[Stored data entries]
☆ ☆ ☆ ☆ ☆ ☆ ☆
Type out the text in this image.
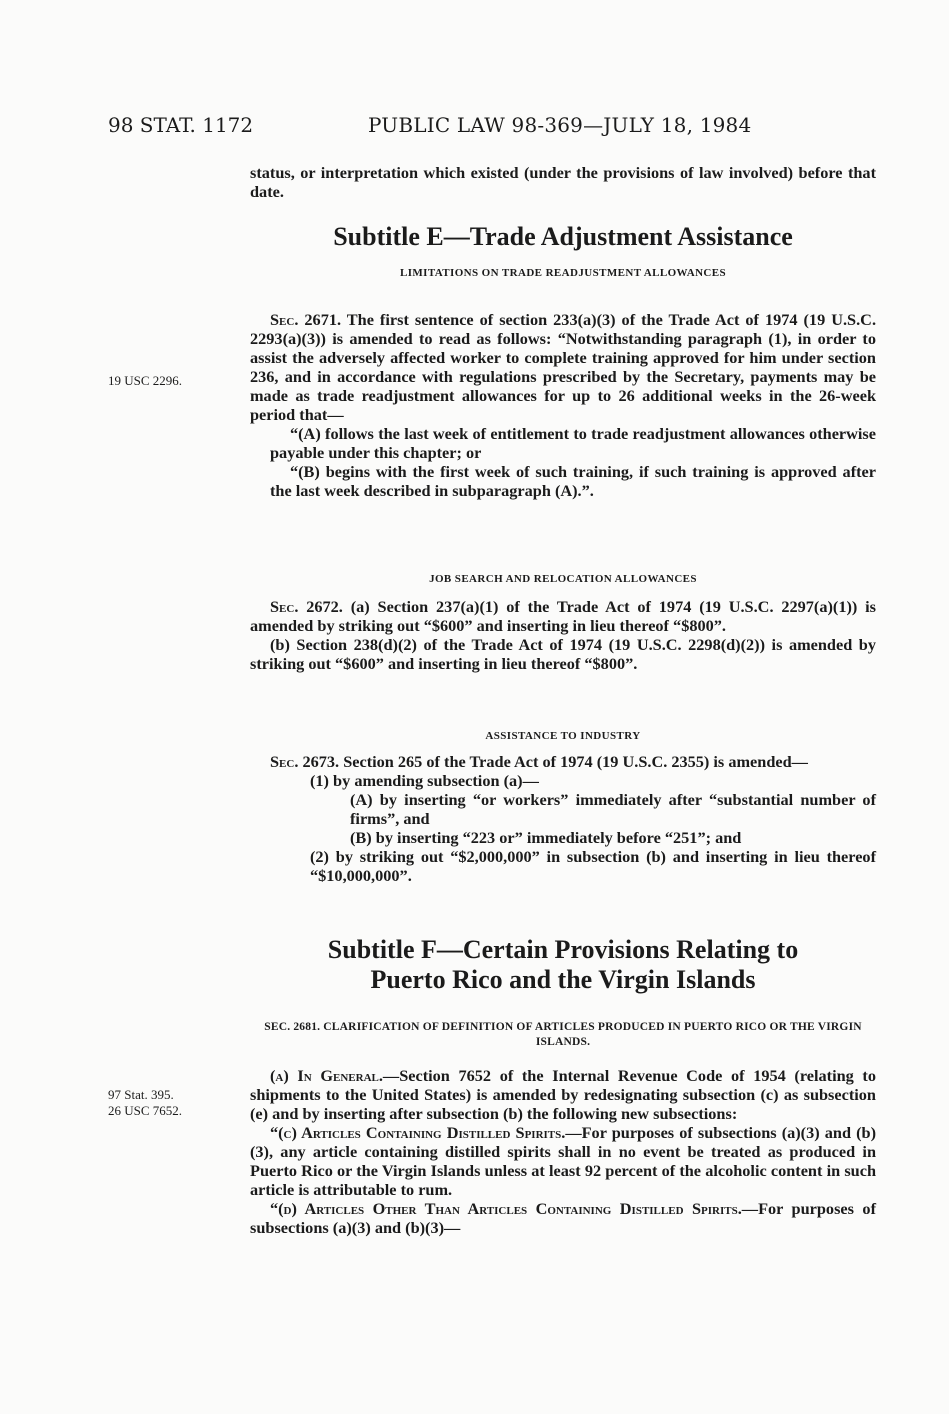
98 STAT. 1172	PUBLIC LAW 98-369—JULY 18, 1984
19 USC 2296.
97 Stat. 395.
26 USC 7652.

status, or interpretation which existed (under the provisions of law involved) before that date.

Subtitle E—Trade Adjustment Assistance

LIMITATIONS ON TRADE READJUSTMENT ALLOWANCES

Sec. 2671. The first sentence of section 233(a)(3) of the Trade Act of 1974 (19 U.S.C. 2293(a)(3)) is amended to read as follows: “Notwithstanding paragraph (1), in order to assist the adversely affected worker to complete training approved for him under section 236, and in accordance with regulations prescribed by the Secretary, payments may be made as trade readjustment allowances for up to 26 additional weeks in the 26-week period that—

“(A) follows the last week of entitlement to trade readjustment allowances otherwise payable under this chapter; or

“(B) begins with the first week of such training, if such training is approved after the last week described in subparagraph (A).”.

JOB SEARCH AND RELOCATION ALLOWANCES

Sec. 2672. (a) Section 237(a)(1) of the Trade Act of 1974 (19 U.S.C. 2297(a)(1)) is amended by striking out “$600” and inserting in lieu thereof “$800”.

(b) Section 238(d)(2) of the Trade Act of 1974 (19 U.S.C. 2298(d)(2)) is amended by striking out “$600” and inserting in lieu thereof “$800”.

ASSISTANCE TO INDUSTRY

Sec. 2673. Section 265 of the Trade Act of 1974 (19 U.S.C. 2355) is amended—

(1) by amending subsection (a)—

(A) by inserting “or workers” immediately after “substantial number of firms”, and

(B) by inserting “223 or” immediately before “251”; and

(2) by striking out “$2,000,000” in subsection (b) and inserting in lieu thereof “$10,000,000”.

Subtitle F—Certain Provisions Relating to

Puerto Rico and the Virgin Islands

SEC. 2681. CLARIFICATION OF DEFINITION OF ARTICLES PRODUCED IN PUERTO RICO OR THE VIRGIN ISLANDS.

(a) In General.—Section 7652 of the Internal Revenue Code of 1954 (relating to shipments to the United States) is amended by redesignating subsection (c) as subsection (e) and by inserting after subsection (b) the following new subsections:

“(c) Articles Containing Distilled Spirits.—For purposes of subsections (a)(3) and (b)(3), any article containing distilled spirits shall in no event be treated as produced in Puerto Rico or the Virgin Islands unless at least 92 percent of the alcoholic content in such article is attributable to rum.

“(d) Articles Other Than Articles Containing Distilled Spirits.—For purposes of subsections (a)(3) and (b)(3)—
☆ ☆ ☆ ☆ ☆ ☆ ☆
> REQUIREMENTS
Filter the listing above by the word "Subtitle"; copy each line that passes.

> WRITTEN SOLUTION
Subtitle E—Trade Adjustment Assistance
Subtitle F—Certain Provisions Relating to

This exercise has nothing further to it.